Look through the records below, and copy out every line that holds the string "will".

Saved entries

━━━━━━

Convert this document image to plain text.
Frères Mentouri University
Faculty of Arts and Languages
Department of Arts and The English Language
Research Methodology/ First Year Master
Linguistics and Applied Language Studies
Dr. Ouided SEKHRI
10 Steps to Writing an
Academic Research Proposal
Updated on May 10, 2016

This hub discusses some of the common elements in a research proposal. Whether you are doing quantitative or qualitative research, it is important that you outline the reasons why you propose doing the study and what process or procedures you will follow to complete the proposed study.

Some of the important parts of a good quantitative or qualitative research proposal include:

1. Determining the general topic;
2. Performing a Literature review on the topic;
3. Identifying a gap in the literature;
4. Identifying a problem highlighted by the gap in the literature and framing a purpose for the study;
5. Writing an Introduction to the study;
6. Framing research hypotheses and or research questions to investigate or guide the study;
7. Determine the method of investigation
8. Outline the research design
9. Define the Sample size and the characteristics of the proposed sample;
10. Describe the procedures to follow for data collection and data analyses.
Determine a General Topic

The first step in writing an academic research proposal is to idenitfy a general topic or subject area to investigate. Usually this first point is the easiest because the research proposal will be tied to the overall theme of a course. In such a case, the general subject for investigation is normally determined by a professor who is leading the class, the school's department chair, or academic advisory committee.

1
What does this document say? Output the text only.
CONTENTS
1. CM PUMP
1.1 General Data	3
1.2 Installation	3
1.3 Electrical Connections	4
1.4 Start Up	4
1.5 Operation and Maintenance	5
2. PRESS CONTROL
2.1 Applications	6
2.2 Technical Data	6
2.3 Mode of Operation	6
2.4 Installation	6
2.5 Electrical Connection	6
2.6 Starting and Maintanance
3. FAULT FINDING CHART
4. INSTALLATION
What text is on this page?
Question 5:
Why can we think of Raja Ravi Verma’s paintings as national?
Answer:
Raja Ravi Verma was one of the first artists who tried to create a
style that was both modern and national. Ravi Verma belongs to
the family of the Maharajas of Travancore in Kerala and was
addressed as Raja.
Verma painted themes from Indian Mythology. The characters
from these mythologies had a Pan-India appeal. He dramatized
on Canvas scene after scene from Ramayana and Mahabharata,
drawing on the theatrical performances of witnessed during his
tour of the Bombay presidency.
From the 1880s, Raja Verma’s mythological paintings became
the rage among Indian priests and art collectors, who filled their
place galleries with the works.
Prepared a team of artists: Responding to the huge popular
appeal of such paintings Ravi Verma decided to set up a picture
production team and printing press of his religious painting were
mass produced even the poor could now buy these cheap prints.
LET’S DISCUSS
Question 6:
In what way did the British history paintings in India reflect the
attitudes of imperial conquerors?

━━━━━━

-- FINISHED ANSWER --
This hub discusses some of the common elements in a research proposal. Whether you are doing quantitative or qualitative research, it is important that you outline the reasons why you propose doing the study and what process or procedures you will follow to complete the proposed study.
The first step in writing an academic research proposal is to idenitfy a general topic or subject area to investigate. Usually this first point is the easiest because the research proposal will be tied to the overall theme of a course. In such a case, the general subject for investigation is normally determined by a professor who is leading the class, the school's department chair, or academic advisory committee.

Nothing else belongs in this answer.